Some records
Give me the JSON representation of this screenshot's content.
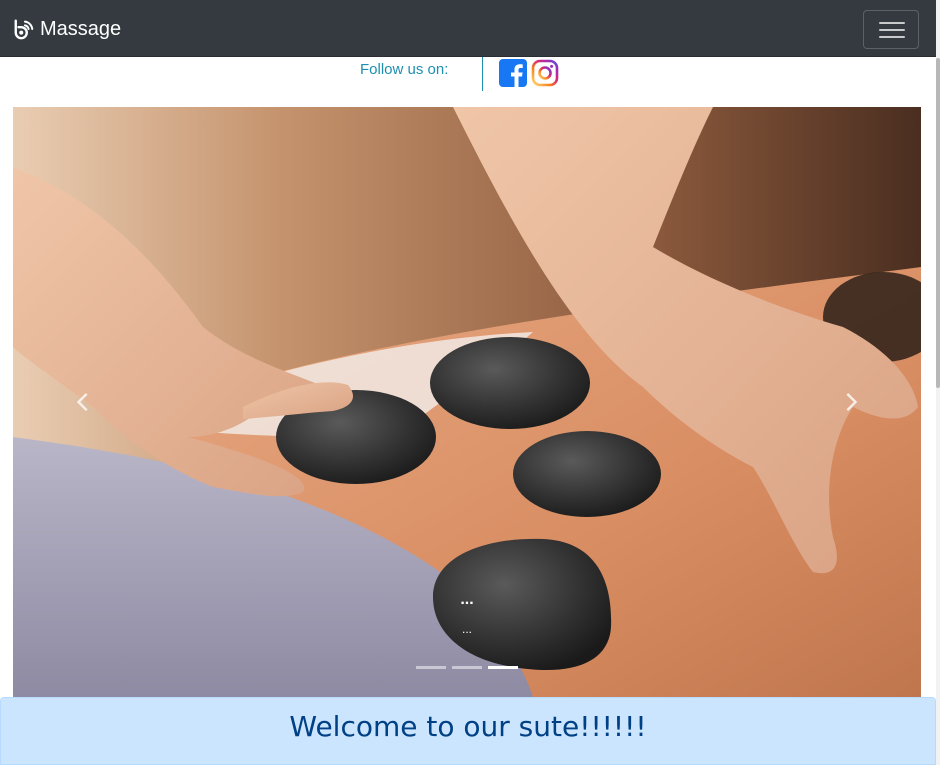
{
  "navbar": {
    "brand": "Massage",
    "brand_icon": "bootstrap-logo-icon",
    "toggler_icon": "hamburger-menu-icon",
    "background": "#343a40"
  },
  "follow": {
    "label": "Follow us on:",
    "links": [
      {
        "name": "facebook-icon",
        "color": "#1877f2"
      },
      {
        "name": "instagram-icon",
        "color": "#e1306c"
      }
    ]
  },
  "carousel": {
    "slide_image": "hot-stone-massage",
    "caption_title": "...",
    "caption_text": "...",
    "prev_icon": "chevron-left-icon",
    "next_icon": "chevron-right-icon",
    "indicators": 3,
    "active_indicator": 3
  },
  "welcome": {
    "text": "Welcome to our sute!!!!!!",
    "color": "#004085",
    "background": "#cce5ff"
  }
}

SHORT EXERCISE:
Keep the pictures out of the copy and return the rest of the data above exactly.

FINAL RESULT:
Give me the JSON representation of this screenshot's content.
{
  "navbar": {
    "brand": "Massage",
    "brand_icon": "bootstrap-logo-icon",
    "toggler_icon": "hamburger-menu-icon",
    "background": "#343a40"
  },
  "follow": {
    "label": "Follow us on:",
    "links": [
      {
        "name": "facebook-icon",
        "color": "#1877f2"
      },
      {
        "name": "instagram-icon",
        "color": "#e1306c"
      }
    ]
  },
  "carousel": {
    "slide_image": "hot-stone-massage",
    "caption_title": "...",
    "caption_text": "...",
    "prev_icon": "chevron-left-icon",
    "next_icon": "chevron-right-icon",
    "indicators": 3,
    "active_indicator": 3
  },
  "welcome": {
    "text": "Welcome to our sute!!!!!!",
    "color": "#004085",
    "background": "#cce5ff"
  }
}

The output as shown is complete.